◆ Aim of the exercise
From the entries that follow, pick out all lines holding "name".

◆ Chart and figure data

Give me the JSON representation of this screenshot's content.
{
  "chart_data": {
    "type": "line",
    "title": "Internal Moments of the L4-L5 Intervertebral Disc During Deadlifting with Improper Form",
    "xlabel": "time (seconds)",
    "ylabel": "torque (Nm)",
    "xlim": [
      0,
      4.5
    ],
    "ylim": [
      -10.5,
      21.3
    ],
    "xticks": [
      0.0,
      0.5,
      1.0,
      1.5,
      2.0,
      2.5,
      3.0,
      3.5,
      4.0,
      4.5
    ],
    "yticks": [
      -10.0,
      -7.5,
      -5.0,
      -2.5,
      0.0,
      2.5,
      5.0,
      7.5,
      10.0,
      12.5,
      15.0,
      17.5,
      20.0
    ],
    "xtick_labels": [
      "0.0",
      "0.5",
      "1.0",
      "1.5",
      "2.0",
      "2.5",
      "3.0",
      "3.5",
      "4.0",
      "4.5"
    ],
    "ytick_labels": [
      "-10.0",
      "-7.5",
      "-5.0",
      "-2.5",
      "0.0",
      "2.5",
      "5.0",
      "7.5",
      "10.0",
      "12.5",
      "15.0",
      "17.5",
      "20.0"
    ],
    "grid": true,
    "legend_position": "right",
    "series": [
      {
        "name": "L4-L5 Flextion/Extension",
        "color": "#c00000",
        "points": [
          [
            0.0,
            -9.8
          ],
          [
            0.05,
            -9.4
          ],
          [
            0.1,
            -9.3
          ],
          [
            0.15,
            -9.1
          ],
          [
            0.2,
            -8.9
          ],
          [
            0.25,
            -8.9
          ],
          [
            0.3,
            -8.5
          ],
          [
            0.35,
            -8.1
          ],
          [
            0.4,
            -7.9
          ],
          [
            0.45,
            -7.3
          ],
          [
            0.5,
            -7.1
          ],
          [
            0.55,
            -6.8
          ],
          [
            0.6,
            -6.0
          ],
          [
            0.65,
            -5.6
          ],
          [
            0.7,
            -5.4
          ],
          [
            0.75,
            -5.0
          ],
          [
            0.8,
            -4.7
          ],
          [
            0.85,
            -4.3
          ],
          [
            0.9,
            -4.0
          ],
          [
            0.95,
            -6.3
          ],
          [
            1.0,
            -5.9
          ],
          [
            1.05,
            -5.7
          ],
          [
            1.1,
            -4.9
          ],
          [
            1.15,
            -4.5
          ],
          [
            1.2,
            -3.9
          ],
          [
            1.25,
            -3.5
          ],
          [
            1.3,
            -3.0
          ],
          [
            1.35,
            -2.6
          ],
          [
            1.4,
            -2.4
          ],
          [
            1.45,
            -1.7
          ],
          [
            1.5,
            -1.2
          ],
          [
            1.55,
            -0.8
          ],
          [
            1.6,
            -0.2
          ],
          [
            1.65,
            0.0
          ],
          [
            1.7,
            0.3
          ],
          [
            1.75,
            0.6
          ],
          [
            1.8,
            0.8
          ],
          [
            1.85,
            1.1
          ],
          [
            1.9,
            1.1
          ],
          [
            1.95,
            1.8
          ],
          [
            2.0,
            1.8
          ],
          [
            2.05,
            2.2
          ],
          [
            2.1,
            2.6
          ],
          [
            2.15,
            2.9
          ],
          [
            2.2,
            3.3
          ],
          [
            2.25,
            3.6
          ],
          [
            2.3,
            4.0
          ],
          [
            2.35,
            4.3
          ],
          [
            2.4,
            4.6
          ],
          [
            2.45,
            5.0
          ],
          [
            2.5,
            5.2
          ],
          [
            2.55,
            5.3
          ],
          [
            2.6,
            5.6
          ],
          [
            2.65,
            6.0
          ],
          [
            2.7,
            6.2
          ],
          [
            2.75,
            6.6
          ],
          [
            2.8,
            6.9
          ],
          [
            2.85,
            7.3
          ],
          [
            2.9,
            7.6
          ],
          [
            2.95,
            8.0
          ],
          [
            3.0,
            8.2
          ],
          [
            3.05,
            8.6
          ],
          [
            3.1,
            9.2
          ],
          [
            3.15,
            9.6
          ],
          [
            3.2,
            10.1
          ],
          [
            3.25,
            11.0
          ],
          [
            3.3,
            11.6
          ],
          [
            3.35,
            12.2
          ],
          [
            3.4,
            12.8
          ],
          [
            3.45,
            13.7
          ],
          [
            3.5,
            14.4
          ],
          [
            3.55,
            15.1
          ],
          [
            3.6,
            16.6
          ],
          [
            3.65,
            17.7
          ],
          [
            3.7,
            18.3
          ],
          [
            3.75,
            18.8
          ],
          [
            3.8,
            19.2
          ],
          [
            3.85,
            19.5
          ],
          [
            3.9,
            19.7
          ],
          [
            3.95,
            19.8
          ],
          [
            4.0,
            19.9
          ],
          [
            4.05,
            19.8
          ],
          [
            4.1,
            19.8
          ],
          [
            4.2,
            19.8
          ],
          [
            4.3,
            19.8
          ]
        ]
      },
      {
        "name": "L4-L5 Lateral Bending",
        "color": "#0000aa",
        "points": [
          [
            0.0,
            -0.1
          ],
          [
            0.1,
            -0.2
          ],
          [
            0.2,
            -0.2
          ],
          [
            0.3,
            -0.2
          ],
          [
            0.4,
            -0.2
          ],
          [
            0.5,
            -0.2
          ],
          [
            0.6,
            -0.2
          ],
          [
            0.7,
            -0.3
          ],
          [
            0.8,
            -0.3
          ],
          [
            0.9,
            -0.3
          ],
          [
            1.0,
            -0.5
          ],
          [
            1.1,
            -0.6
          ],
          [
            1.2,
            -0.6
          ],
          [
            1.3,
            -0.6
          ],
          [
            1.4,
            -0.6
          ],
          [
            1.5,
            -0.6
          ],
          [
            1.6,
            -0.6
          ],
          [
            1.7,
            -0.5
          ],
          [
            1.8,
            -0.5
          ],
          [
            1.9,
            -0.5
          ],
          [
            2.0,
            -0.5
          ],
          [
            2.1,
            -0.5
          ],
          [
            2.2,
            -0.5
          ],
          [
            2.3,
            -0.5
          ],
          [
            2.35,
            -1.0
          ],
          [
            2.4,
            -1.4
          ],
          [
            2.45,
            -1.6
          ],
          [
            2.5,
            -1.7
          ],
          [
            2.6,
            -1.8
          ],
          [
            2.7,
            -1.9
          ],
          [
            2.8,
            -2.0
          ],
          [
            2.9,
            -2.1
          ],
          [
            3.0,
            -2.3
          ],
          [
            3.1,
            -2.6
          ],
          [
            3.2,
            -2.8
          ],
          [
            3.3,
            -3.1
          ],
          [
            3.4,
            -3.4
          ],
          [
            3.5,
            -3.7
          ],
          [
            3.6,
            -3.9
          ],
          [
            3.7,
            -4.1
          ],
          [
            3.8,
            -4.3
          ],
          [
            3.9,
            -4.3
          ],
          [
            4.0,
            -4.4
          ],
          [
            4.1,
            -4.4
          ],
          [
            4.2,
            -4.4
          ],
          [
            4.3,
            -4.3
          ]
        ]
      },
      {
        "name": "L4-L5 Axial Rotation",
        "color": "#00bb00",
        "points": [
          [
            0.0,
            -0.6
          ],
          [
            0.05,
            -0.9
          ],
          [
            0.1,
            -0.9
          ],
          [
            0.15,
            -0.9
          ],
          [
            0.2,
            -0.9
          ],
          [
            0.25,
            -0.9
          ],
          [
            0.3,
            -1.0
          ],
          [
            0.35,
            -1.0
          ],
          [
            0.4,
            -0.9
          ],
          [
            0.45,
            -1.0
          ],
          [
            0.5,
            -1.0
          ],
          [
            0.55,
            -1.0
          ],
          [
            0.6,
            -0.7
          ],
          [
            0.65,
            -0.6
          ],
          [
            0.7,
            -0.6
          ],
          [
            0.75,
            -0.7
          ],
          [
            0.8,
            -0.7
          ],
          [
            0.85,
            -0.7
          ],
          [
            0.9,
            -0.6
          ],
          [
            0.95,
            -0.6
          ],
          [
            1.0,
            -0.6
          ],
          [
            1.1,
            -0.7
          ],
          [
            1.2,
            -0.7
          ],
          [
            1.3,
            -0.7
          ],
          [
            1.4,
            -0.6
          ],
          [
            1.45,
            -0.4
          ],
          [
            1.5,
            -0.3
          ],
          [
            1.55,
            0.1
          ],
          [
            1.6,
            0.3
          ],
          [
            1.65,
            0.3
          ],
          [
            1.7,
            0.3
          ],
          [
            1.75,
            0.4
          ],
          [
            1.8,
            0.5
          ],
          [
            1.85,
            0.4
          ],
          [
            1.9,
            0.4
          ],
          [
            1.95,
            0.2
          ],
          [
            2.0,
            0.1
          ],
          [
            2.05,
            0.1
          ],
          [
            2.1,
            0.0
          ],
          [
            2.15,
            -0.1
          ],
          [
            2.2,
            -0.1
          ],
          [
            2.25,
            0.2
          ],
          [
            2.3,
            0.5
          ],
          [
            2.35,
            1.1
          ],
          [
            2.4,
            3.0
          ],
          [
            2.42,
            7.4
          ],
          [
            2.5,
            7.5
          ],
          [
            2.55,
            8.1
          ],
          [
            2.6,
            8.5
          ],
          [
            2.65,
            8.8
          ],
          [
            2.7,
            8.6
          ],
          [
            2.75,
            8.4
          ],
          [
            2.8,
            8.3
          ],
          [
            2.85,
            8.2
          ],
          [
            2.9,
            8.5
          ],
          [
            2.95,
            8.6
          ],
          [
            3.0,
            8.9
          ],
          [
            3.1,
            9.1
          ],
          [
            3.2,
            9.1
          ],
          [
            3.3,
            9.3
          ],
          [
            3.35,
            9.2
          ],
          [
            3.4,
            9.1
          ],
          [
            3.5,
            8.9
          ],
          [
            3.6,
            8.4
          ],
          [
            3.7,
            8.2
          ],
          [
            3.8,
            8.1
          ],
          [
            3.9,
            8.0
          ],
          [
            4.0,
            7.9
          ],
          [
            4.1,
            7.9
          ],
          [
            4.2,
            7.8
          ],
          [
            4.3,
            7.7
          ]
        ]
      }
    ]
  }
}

◆ Complete response
        "name": "L4-L5 Flextion/Extension",
        "name": "L4-L5 Lateral Bending",
        "name": "L4-L5 Axial Rotation",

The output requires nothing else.